Collected data entries:
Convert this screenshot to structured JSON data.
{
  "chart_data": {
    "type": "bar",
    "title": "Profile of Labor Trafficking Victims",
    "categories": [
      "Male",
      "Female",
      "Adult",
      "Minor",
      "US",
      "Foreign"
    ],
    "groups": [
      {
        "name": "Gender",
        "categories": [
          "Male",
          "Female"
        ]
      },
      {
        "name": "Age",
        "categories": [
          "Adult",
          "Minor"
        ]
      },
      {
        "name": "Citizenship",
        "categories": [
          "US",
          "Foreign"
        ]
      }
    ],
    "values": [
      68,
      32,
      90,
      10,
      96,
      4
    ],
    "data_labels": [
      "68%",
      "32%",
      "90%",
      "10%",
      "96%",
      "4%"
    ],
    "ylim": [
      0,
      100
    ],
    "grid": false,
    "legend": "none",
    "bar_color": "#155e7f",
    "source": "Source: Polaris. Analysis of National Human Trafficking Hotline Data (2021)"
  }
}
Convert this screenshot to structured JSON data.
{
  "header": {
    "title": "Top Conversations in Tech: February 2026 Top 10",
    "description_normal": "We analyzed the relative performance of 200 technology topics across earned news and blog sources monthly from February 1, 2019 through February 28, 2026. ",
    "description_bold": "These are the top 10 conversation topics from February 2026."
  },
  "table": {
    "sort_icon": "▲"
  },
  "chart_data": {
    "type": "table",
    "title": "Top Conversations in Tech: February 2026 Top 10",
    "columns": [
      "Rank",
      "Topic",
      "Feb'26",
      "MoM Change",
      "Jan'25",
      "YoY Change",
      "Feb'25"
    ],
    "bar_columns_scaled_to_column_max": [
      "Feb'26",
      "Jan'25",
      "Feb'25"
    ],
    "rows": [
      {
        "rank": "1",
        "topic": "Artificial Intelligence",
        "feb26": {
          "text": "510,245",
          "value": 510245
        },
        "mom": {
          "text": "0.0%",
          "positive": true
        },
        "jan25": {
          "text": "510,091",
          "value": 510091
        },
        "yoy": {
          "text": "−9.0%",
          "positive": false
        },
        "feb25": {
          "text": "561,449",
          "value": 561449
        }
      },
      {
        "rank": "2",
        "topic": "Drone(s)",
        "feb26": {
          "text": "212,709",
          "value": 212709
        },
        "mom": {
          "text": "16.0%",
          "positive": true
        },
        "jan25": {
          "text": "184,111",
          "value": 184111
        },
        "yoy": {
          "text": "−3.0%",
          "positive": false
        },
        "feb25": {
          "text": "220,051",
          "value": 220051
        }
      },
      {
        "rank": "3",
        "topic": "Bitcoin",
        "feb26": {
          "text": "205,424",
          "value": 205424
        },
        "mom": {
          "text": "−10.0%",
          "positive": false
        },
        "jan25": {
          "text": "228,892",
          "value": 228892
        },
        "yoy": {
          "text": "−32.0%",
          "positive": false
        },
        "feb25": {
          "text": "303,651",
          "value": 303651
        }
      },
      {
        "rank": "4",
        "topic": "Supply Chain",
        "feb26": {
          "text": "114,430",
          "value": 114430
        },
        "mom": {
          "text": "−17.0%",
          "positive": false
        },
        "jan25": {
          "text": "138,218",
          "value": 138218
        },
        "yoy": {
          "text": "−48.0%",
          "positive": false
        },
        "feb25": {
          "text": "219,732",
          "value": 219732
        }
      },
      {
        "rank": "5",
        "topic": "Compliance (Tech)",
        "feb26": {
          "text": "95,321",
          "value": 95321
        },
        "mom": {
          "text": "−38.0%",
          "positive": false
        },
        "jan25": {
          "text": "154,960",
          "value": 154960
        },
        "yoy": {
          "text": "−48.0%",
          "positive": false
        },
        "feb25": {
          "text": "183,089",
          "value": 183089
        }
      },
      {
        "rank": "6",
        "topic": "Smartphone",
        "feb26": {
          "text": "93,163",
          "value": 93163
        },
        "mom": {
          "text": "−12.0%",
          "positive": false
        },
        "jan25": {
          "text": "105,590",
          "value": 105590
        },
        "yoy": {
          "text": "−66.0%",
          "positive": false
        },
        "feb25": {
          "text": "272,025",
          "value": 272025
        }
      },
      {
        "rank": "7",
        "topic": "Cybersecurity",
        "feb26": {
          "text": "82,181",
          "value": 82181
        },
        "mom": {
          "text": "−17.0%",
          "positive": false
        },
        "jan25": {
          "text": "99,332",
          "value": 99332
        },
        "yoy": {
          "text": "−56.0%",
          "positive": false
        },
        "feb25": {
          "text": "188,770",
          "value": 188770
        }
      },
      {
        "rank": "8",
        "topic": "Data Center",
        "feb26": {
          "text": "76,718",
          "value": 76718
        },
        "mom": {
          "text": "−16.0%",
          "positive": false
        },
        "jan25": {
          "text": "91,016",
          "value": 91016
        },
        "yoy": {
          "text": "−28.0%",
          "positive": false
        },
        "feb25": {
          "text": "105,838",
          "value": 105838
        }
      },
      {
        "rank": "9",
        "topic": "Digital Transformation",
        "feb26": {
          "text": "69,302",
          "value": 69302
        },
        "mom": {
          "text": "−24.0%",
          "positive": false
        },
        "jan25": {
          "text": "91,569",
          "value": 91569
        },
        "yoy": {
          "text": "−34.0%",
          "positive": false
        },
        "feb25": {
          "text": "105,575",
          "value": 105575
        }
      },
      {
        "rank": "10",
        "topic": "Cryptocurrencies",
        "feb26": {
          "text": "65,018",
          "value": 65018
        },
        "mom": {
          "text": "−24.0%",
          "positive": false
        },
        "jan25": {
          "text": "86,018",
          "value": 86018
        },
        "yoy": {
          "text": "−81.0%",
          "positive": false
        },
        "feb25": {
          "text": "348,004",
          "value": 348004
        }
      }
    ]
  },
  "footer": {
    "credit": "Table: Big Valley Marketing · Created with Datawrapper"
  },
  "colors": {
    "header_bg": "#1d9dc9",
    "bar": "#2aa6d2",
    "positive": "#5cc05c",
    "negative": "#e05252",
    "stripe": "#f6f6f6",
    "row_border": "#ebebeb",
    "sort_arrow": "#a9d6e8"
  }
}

What the task asks:
Extract the complete listing verbatim.

In response:
Convert this screenshot to structured JSON data.
{
  "chart_data": {
    "type": "bar",
    "title": "Profile of Labor Trafficking Victims",
    "categories": [
      "Male",
      "Female",
      "Adult",
      "Minor",
      "US",
      "Foreign"
    ],
    "groups": [
      {
        "name": "Gender",
        "categories": [
          "Male",
          "Female"
        ]
      },
      {
        "name": "Age",
        "categories": [
          "Adult",
          "Minor"
        ]
      },
      {
        "name": "Citizenship",
        "categories": [
          "US",
          "Foreign"
        ]
      }
    ],
    "values": [
      68,
      32,
      90,
      10,
      96,
      4
    ],
    "data_labels": [
      "68%",
      "32%",
      "90%",
      "10%",
      "96%",
      "4%"
    ],
    "ylim": [
      0,
      100
    ],
    "grid": false,
    "legend": "none",
    "bar_color": "#155e7f",
    "source": "Source: Polaris. Analysis of National Human Trafficking Hotline Data (2021)"
  }
}
Convert this screenshot to structured JSON data.
{
  "header": {
    "title": "Top Conversations in Tech: February 2026 Top 10",
    "description_normal": "We analyzed the relative performance of 200 technology topics across earned news and blog sources monthly from February 1, 2019 through February 28, 2026. ",
    "description_bold": "These are the top 10 conversation topics from February 2026."
  },
  "table": {
    "sort_icon": "▲"
  },
  "chart_data": {
    "type": "table",
    "title": "Top Conversations in Tech: February 2026 Top 10",
    "columns": [
      "Rank",
      "Topic",
      "Feb'26",
      "MoM Change",
      "Jan'25",
      "YoY Change",
      "Feb'25"
    ],
    "bar_columns_scaled_to_column_max": [
      "Feb'26",
      "Jan'25",
      "Feb'25"
    ],
    "rows": [
      {
        "rank": "1",
        "topic": "Artificial Intelligence",
        "feb26": {
          "text": "510,245",
          "value": 510245
        },
        "mom": {
          "text": "0.0%",
          "positive": true
        },
        "jan25": {
          "text": "510,091",
          "value": 510091
        },
        "yoy": {
          "text": "−9.0%",
          "positive": false
        },
        "feb25": {
          "text": "561,449",
          "value": 561449
        }
      },
      {
        "rank": "2",
        "topic": "Drone(s)",
        "feb26": {
          "text": "212,709",
          "value": 212709
        },
        "mom": {
          "text": "16.0%",
          "positive": true
        },
        "jan25": {
          "text": "184,111",
          "value": 184111
        },
        "yoy": {
          "text": "−3.0%",
          "positive": false
        },
        "feb25": {
          "text": "220,051",
          "value": 220051
        }
      },
      {
        "rank": "3",
        "topic": "Bitcoin",
        "feb26": {
          "text": "205,424",
          "value": 205424
        },
        "mom": {
          "text": "−10.0%",
          "positive": false
        },
        "jan25": {
          "text": "228,892",
          "value": 228892
        },
        "yoy": {
          "text": "−32.0%",
          "positive": false
        },
        "feb25": {
          "text": "303,651",
          "value": 303651
        }
      },
      {
        "rank": "4",
        "topic": "Supply Chain",
        "feb26": {
          "text": "114,430",
          "value": 114430
        },
        "mom": {
          "text": "−17.0%",
          "positive": false
        },
        "jan25": {
          "text": "138,218",
          "value": 138218
        },
        "yoy": {
          "text": "−48.0%",
          "positive": false
        },
        "feb25": {
          "text": "219,732",
          "value": 219732
        }
      },
      {
        "rank": "5",
        "topic": "Compliance (Tech)",
        "feb26": {
          "text": "95,321",
          "value": 95321
        },
        "mom": {
          "text": "−38.0%",
          "positive": false
        },
        "jan25": {
          "text": "154,960",
          "value": 154960
        },
        "yoy": {
          "text": "−48.0%",
          "positive": false
        },
        "feb25": {
          "text": "183,089",
          "value": 183089
        }
      },
      {
        "rank": "6",
        "topic": "Smartphone",
        "feb26": {
          "text": "93,163",
          "value": 93163
        },
        "mom": {
          "text": "−12.0%",
          "positive": false
        },
        "jan25": {
          "text": "105,590",
          "value": 105590
        },
        "yoy": {
          "text": "−66.0%",
          "positive": false
        },
        "feb25": {
          "text": "272,025",
          "value": 272025
        }
      },
      {
        "rank": "7",
        "topic": "Cybersecurity",
        "feb26": {
          "text": "82,181",
          "value": 82181
        },
        "mom": {
          "text": "−17.0%",
          "positive": false
        },
        "jan25": {
          "text": "99,332",
          "value": 99332
        },
        "yoy": {
          "text": "−56.0%",
          "positive": false
        },
        "feb25": {
          "text": "188,770",
          "value": 188770
        }
      },
      {
        "rank": "8",
        "topic": "Data Center",
        "feb26": {
          "text": "76,718",
          "value": 76718
        },
        "mom": {
          "text": "−16.0%",
          "positive": false
        },
        "jan25": {
          "text": "91,016",
          "value": 91016
        },
        "yoy": {
          "text": "−28.0%",
          "positive": false
        },
        "feb25": {
          "text": "105,838",
          "value": 105838
        }
      },
      {
        "rank": "9",
        "topic": "Digital Transformation",
        "feb26": {
          "text": "69,302",
          "value": 69302
        },
        "mom": {
          "text": "−24.0%",
          "positive": false
        },
        "jan25": {
          "text": "91,569",
          "value": 91569
        },
        "yoy": {
          "text": "−34.0%",
          "positive": false
        },
        "feb25": {
          "text": "105,575",
          "value": 105575
        }
      },
      {
        "rank": "10",
        "topic": "Cryptocurrencies",
        "feb26": {
          "text": "65,018",
          "value": 65018
        },
        "mom": {
          "text": "−24.0%",
          "positive": false
        },
        "jan25": {
          "text": "86,018",
          "value": 86018
        },
        "yoy": {
          "text": "−81.0%",
          "positive": false
        },
        "feb25": {
          "text": "348,004",
          "value": 348004
        }
      }
    ]
  },
  "footer": {
    "credit": "Table: Big Valley Marketing · Created with Datawrapper"
  },
  "colors": {
    "header_bg": "#1d9dc9",
    "bar": "#2aa6d2",
    "positive": "#5cc05c",
    "negative": "#e05252",
    "stripe": "#f6f6f6",
    "row_border": "#ebebeb",
    "sort_arrow": "#a9d6e8"
  }
}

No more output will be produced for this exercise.